• [Exercise brief]:
Determine which lines of the records include the word "explained", and copy them.

• [Dataset records]:
◆ ◆ ◆
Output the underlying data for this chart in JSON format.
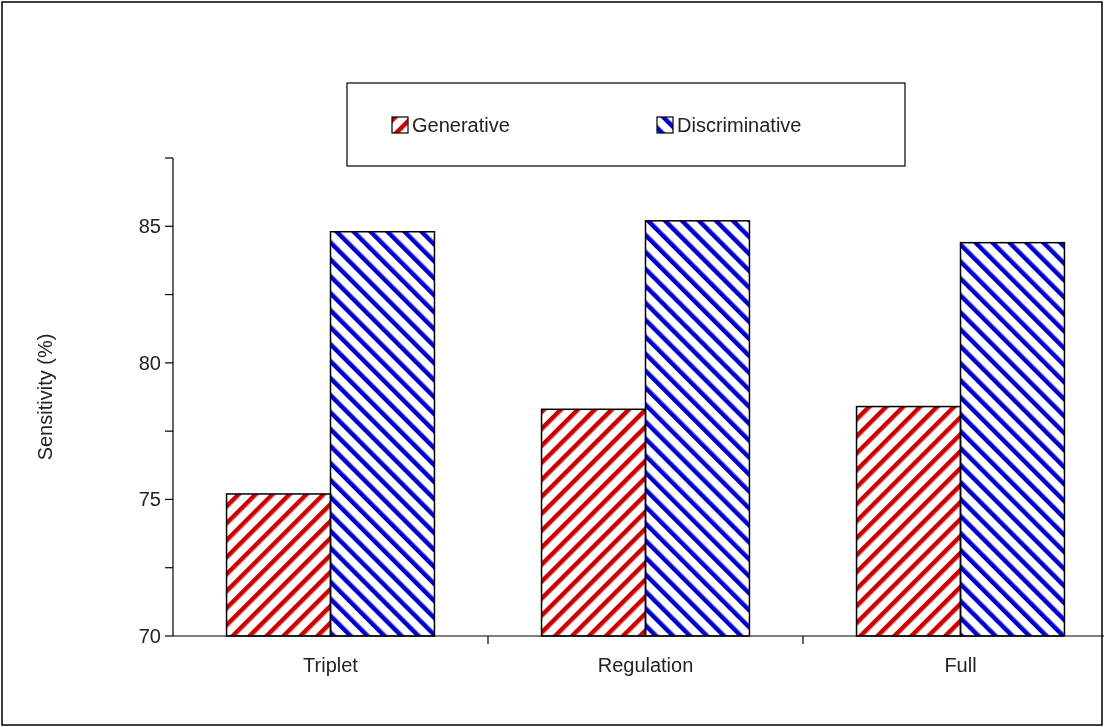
{
  "chart_data": {
    "type": "bar",
    "ylabel": "Sensitivity (%)",
    "categories": [
      "Triplet",
      "Regulation",
      "Full"
    ],
    "series": [
      {
        "name": "Generative",
        "color": "#cc0000",
        "values": [
          75.2,
          78.3,
          78.4
        ]
      },
      {
        "name": "Discriminative",
        "color": "#0000cc",
        "values": [
          84.8,
          85.2,
          84.4
        ]
      }
    ],
    "ylim": [
      70,
      87.5
    ],
    "yticks": [
      70,
      {
        "value": 72.5,
        "label": null
      },
      75,
      {
        "value": 77.5,
        "label": null
      },
      80,
      {
        "value": 82.5,
        "label": null
      },
      85,
      {
        "value": 87.5,
        "label": null
      }
    ],
    "grid": false,
    "legend": "top"
  }
}
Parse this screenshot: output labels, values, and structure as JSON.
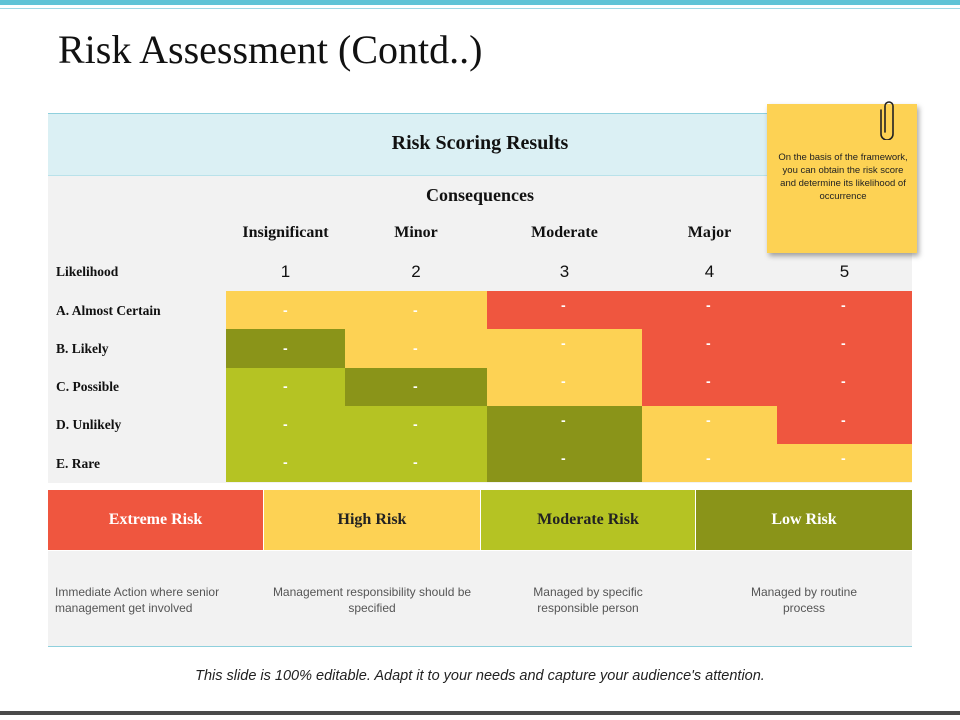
{
  "title": "Risk Assessment (Contd..)",
  "panel_title": "Risk Scoring Results",
  "consequences_label": "Consequences",
  "likelihood_label": "Likelihood",
  "columns": [
    {
      "label": "Insignificant",
      "number": "1"
    },
    {
      "label": "Minor",
      "number": "2"
    },
    {
      "label": "Moderate",
      "number": "3"
    },
    {
      "label": "Major",
      "number": "4"
    },
    {
      "label": "",
      "number": "5"
    }
  ],
  "rows": [
    {
      "label": "A. Almost Certain",
      "levels": [
        "high",
        "high",
        "extreme",
        "extreme",
        "extreme"
      ]
    },
    {
      "label": "B. Likely",
      "levels": [
        "low",
        "high",
        "high",
        "extreme",
        "extreme"
      ]
    },
    {
      "label": "C. Possible",
      "levels": [
        "moderate",
        "low",
        "high",
        "extreme",
        "extreme"
      ]
    },
    {
      "label": "D. Unlikely",
      "levels": [
        "moderate",
        "moderate",
        "low",
        "high",
        "extreme"
      ]
    },
    {
      "label": "E. Rare",
      "levels": [
        "moderate",
        "moderate",
        "low",
        "high",
        "high"
      ]
    }
  ],
  "cell_value": "-",
  "legend": [
    {
      "label": "Extreme Risk",
      "description": "Immediate Action where senior management get involved"
    },
    {
      "label": "High Risk",
      "description": "Management responsibility should be specified"
    },
    {
      "label": "Moderate Risk",
      "description": "Managed by specific responsible person"
    },
    {
      "label": "Low Risk",
      "description": "Managed by routine process"
    }
  ],
  "sticky_note": "On the basis of the framework, you can obtain the risk score and determine its likelihood of occurrence",
  "footer": "This slide is 100% editable. Adapt it to your needs and capture your audience's attention.",
  "colors": {
    "extreme": "#ef563f",
    "high": "#fdd254",
    "moderate": "#b5c323",
    "low": "#8a9419",
    "accent": "#5fc3d6"
  }
}
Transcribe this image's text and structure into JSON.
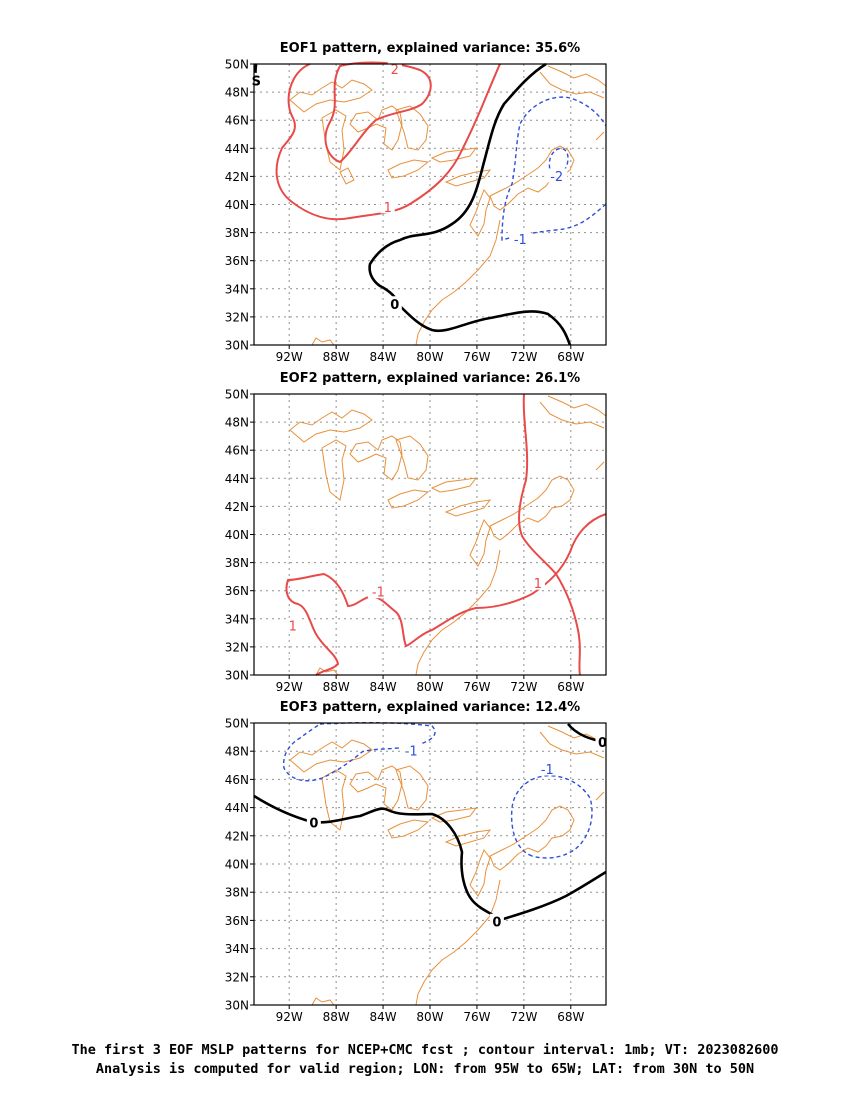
{
  "panels": [
    {
      "title": "EOF1 pattern, explained variance: 35.6%",
      "contour_labels": [
        {
          "text": "2",
          "lon": -83.0,
          "lat": 49.6,
          "color": "#e84a4a"
        },
        {
          "text": "1",
          "lon": -83.6,
          "lat": 39.8,
          "color": "#e84a4a"
        },
        {
          "text": "0",
          "lon": -83.0,
          "lat": 32.9,
          "color": "#000000"
        },
        {
          "text": "S",
          "lon": -94.8,
          "lat": 48.8,
          "color": "#000000"
        },
        {
          "text": "-2",
          "lon": -69.2,
          "lat": 42.0,
          "color": "#2f4fd8"
        },
        {
          "text": "-1",
          "lon": -72.3,
          "lat": 37.5,
          "color": "#2f4fd8"
        }
      ]
    },
    {
      "title": "EOF2 pattern, explained variance: 26.1%",
      "contour_labels": [
        {
          "text": "-1",
          "lon": -84.4,
          "lat": 35.9,
          "color": "#e84a4a"
        },
        {
          "text": "1",
          "lon": -70.8,
          "lat": 36.5,
          "color": "#e84a4a"
        },
        {
          "text": "1",
          "lon": -91.7,
          "lat": 33.5,
          "color": "#e84a4a"
        }
      ]
    },
    {
      "title": "EOF3 pattern, explained variance: 12.4%",
      "contour_labels": [
        {
          "text": "-1",
          "lon": -81.6,
          "lat": 48.0,
          "color": "#2f4fd8"
        },
        {
          "text": "-1",
          "lon": -70.0,
          "lat": 46.7,
          "color": "#2f4fd8"
        },
        {
          "text": "0",
          "lon": -89.9,
          "lat": 42.9,
          "color": "#000000"
        },
        {
          "text": "0",
          "lon": -74.3,
          "lat": 35.9,
          "color": "#000000"
        },
        {
          "text": "0",
          "lon": -65.3,
          "lat": 48.6,
          "color": "#000000"
        }
      ]
    }
  ],
  "axes": {
    "lon_range": [
      -95,
      -65
    ],
    "lat_range": [
      30,
      50
    ],
    "lon_ticks": [
      "92W",
      "88W",
      "84W",
      "80W",
      "76W",
      "72W",
      "68W"
    ],
    "lat_ticks": [
      "30N",
      "32N",
      "34N",
      "36N",
      "38N",
      "40N",
      "42N",
      "44N",
      "46N",
      "48N",
      "50N"
    ],
    "grid": "dotted"
  },
  "colors": {
    "coast": "#e8913c",
    "positive_contour": "#e84a4a",
    "negative_contour": "#2f4fd8",
    "zero_contour": "#000000"
  },
  "caption": {
    "line1": "The first 3 EOF MSLP patterns for NCEP+CMC fcst ; contour interval: 1mb; VT: 2023082600",
    "line2": "Analysis is computed for valid region; LON: from 95W to 65W; LAT: from 30N to 50N"
  }
}
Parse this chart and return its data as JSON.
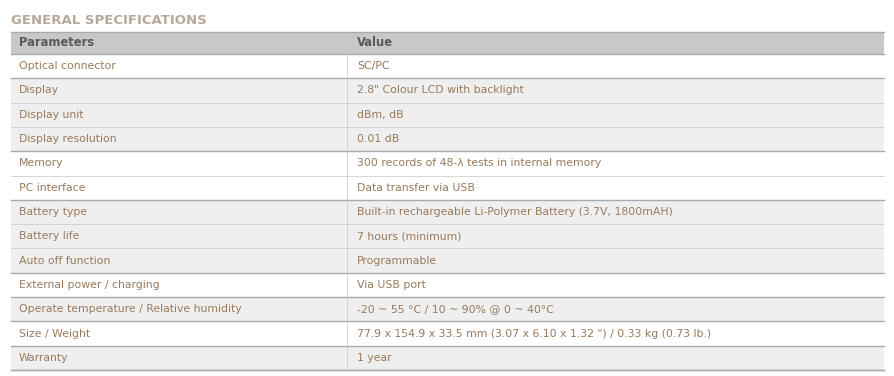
{
  "title": "GENERAL SPECIFICATIONS",
  "title_color": "#b8a898",
  "title_fontsize": 9.5,
  "header": [
    "Parameters",
    "Value"
  ],
  "header_bg": "#c8c8c8",
  "header_color": "#5a5a5a",
  "rows": [
    [
      "Optical connector",
      "SC/PC",
      "#ffffff"
    ],
    [
      "Display",
      "2.8\" Colour LCD with backlight",
      "#efefef"
    ],
    [
      "Display unit",
      "dBm, dB",
      "#efefef"
    ],
    [
      "Display resolution",
      "0.01 dB",
      "#efefef"
    ],
    [
      "Memory",
      "300 records of 48-λ tests in internal memory",
      "#ffffff"
    ],
    [
      "PC interface",
      "Data transfer via USB",
      "#ffffff"
    ],
    [
      "Battery type",
      "Built-in rechargeable Li-Polymer Battery (3.7V, 1800mAH)",
      "#efefef"
    ],
    [
      "Battery life",
      "7 hours (minimum)",
      "#efefef"
    ],
    [
      "Auto off function",
      "Programmable",
      "#efefef"
    ],
    [
      "External power / charging",
      "Via USB port",
      "#ffffff"
    ],
    [
      "Operate temperature / Relative humidity",
      "-20 ~ 55 °C / 10 ~ 90% @ 0 ~ 40°C",
      "#efefef"
    ],
    [
      "Size / Weight",
      "77.9 x 154.9 x 33.5 mm (3.07 x 6.10 x 1.32 \") / 0.33 kg (0.73 lb.)",
      "#ffffff"
    ],
    [
      "Warranty",
      "1 year",
      "#efefef"
    ]
  ],
  "group_separator_after": [
    0,
    3,
    5,
    8,
    9,
    10,
    11,
    12
  ],
  "col_split": 0.385,
  "text_color": "#9a7a5a",
  "normal_color": "#5a5a5a",
  "bg_color": "#ffffff",
  "stripe_color": "#efefef",
  "border_color": "#c8c8c8",
  "group_border_color": "#aaaaaa",
  "font_size": 7.8
}
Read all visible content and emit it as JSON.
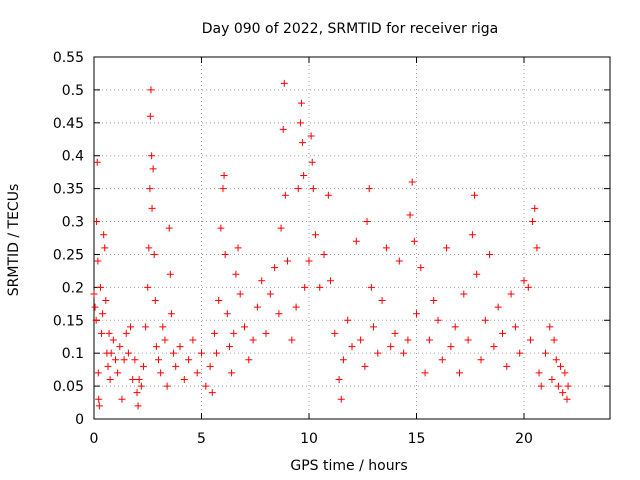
{
  "chart_data": {
    "type": "scatter",
    "title": "Day 090 of 2022, SRMTID for receiver riga",
    "xlabel": "GPS time / hours",
    "ylabel": "SRMTID / TECUs",
    "xlim": [
      0,
      24
    ],
    "ylim": [
      0,
      0.55
    ],
    "xticks": [
      "0",
      "5",
      "10",
      "15",
      "20"
    ],
    "yticks": [
      "0",
      "0.05",
      "0.1",
      "0.15",
      "0.2",
      "0.25",
      "0.3",
      "0.35",
      "0.4",
      "0.45",
      "0.5",
      "0.55"
    ],
    "grid": true,
    "marker": "+",
    "color": "#ff0000",
    "series": [
      {
        "points": [
          [
            0.0,
            0.19
          ],
          [
            0.05,
            0.17
          ],
          [
            0.1,
            0.15
          ],
          [
            0.12,
            0.3
          ],
          [
            0.15,
            0.39
          ],
          [
            0.18,
            0.24
          ],
          [
            0.2,
            0.07
          ],
          [
            0.22,
            0.03
          ],
          [
            0.25,
            0.02
          ],
          [
            0.3,
            0.2
          ],
          [
            0.35,
            0.13
          ],
          [
            0.4,
            0.16
          ],
          [
            0.45,
            0.28
          ],
          [
            0.5,
            0.26
          ],
          [
            0.55,
            0.18
          ],
          [
            0.6,
            0.1
          ],
          [
            0.65,
            0.08
          ],
          [
            0.7,
            0.13
          ],
          [
            0.75,
            0.06
          ],
          [
            0.8,
            0.1
          ],
          [
            0.9,
            0.12
          ],
          [
            1.0,
            0.09
          ],
          [
            1.1,
            0.07
          ],
          [
            1.2,
            0.11
          ],
          [
            1.3,
            0.03
          ],
          [
            1.4,
            0.09
          ],
          [
            1.5,
            0.13
          ],
          [
            1.6,
            0.1
          ],
          [
            1.7,
            0.14
          ],
          [
            1.8,
            0.06
          ],
          [
            1.9,
            0.09
          ],
          [
            2.0,
            0.04
          ],
          [
            2.05,
            0.02
          ],
          [
            2.1,
            0.06
          ],
          [
            2.2,
            0.05
          ],
          [
            2.3,
            0.08
          ],
          [
            2.4,
            0.14
          ],
          [
            2.5,
            0.2
          ],
          [
            2.55,
            0.26
          ],
          [
            2.6,
            0.35
          ],
          [
            2.62,
            0.46
          ],
          [
            2.65,
            0.5
          ],
          [
            2.68,
            0.4
          ],
          [
            2.7,
            0.32
          ],
          [
            2.75,
            0.38
          ],
          [
            2.8,
            0.25
          ],
          [
            2.85,
            0.18
          ],
          [
            2.9,
            0.11
          ],
          [
            3.0,
            0.09
          ],
          [
            3.1,
            0.07
          ],
          [
            3.2,
            0.14
          ],
          [
            3.3,
            0.12
          ],
          [
            3.4,
            0.05
          ],
          [
            3.5,
            0.29
          ],
          [
            3.55,
            0.22
          ],
          [
            3.6,
            0.16
          ],
          [
            3.7,
            0.1
          ],
          [
            3.8,
            0.08
          ],
          [
            4.0,
            0.11
          ],
          [
            4.2,
            0.06
          ],
          [
            4.4,
            0.09
          ],
          [
            4.6,
            0.12
          ],
          [
            4.8,
            0.07
          ],
          [
            5.0,
            0.1
          ],
          [
            5.2,
            0.05
          ],
          [
            5.4,
            0.08
          ],
          [
            5.5,
            0.04
          ],
          [
            5.6,
            0.13
          ],
          [
            5.7,
            0.1
          ],
          [
            5.8,
            0.18
          ],
          [
            5.9,
            0.29
          ],
          [
            6.0,
            0.35
          ],
          [
            6.05,
            0.37
          ],
          [
            6.1,
            0.25
          ],
          [
            6.2,
            0.16
          ],
          [
            6.3,
            0.11
          ],
          [
            6.4,
            0.07
          ],
          [
            6.5,
            0.13
          ],
          [
            6.6,
            0.22
          ],
          [
            6.7,
            0.26
          ],
          [
            6.8,
            0.19
          ],
          [
            7.0,
            0.14
          ],
          [
            7.2,
            0.09
          ],
          [
            7.4,
            0.12
          ],
          [
            7.6,
            0.17
          ],
          [
            7.8,
            0.21
          ],
          [
            8.0,
            0.13
          ],
          [
            8.2,
            0.19
          ],
          [
            8.4,
            0.23
          ],
          [
            8.6,
            0.16
          ],
          [
            8.7,
            0.29
          ],
          [
            8.8,
            0.44
          ],
          [
            8.85,
            0.51
          ],
          [
            8.9,
            0.34
          ],
          [
            9.0,
            0.24
          ],
          [
            9.2,
            0.12
          ],
          [
            9.4,
            0.17
          ],
          [
            9.5,
            0.35
          ],
          [
            9.6,
            0.45
          ],
          [
            9.65,
            0.48
          ],
          [
            9.7,
            0.42
          ],
          [
            9.75,
            0.37
          ],
          [
            9.8,
            0.2
          ],
          [
            10.0,
            0.24
          ],
          [
            10.1,
            0.43
          ],
          [
            10.15,
            0.39
          ],
          [
            10.2,
            0.35
          ],
          [
            10.3,
            0.28
          ],
          [
            10.5,
            0.2
          ],
          [
            10.7,
            0.25
          ],
          [
            10.9,
            0.34
          ],
          [
            11.0,
            0.21
          ],
          [
            11.2,
            0.13
          ],
          [
            11.4,
            0.06
          ],
          [
            11.5,
            0.03
          ],
          [
            11.6,
            0.09
          ],
          [
            11.8,
            0.15
          ],
          [
            12.0,
            0.11
          ],
          [
            12.2,
            0.27
          ],
          [
            12.4,
            0.12
          ],
          [
            12.6,
            0.08
          ],
          [
            12.7,
            0.3
          ],
          [
            12.8,
            0.35
          ],
          [
            12.9,
            0.2
          ],
          [
            13.0,
            0.14
          ],
          [
            13.2,
            0.1
          ],
          [
            13.4,
            0.18
          ],
          [
            13.6,
            0.26
          ],
          [
            13.8,
            0.11
          ],
          [
            14.0,
            0.13
          ],
          [
            14.2,
            0.24
          ],
          [
            14.4,
            0.1
          ],
          [
            14.6,
            0.12
          ],
          [
            14.7,
            0.31
          ],
          [
            14.8,
            0.36
          ],
          [
            14.9,
            0.27
          ],
          [
            15.0,
            0.16
          ],
          [
            15.2,
            0.23
          ],
          [
            15.4,
            0.07
          ],
          [
            15.6,
            0.12
          ],
          [
            15.8,
            0.18
          ],
          [
            16.0,
            0.15
          ],
          [
            16.2,
            0.09
          ],
          [
            16.4,
            0.26
          ],
          [
            16.6,
            0.11
          ],
          [
            16.8,
            0.14
          ],
          [
            17.0,
            0.07
          ],
          [
            17.2,
            0.19
          ],
          [
            17.4,
            0.12
          ],
          [
            17.6,
            0.28
          ],
          [
            17.7,
            0.34
          ],
          [
            17.8,
            0.22
          ],
          [
            18.0,
            0.09
          ],
          [
            18.2,
            0.15
          ],
          [
            18.4,
            0.25
          ],
          [
            18.6,
            0.11
          ],
          [
            18.8,
            0.17
          ],
          [
            19.0,
            0.13
          ],
          [
            19.2,
            0.08
          ],
          [
            19.4,
            0.19
          ],
          [
            19.6,
            0.14
          ],
          [
            19.8,
            0.1
          ],
          [
            20.0,
            0.21
          ],
          [
            20.2,
            0.2
          ],
          [
            20.3,
            0.12
          ],
          [
            20.4,
            0.3
          ],
          [
            20.5,
            0.32
          ],
          [
            20.6,
            0.26
          ],
          [
            20.7,
            0.07
          ],
          [
            20.8,
            0.05
          ],
          [
            21.0,
            0.1
          ],
          [
            21.2,
            0.14
          ],
          [
            21.3,
            0.06
          ],
          [
            21.4,
            0.12
          ],
          [
            21.5,
            0.09
          ],
          [
            21.6,
            0.05
          ],
          [
            21.7,
            0.08
          ],
          [
            21.8,
            0.04
          ],
          [
            21.9,
            0.07
          ],
          [
            22.0,
            0.03
          ],
          [
            22.05,
            0.05
          ]
        ]
      }
    ]
  }
}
◆ ◆ ◆
• [Expected output]:
      "title": "EOF1 pattern, explained variance: 35.6%",
      "title": "EOF2 pattern, explained variance: 26.1%",
      "title": "EOF3 pattern, explained variance: 12.4%",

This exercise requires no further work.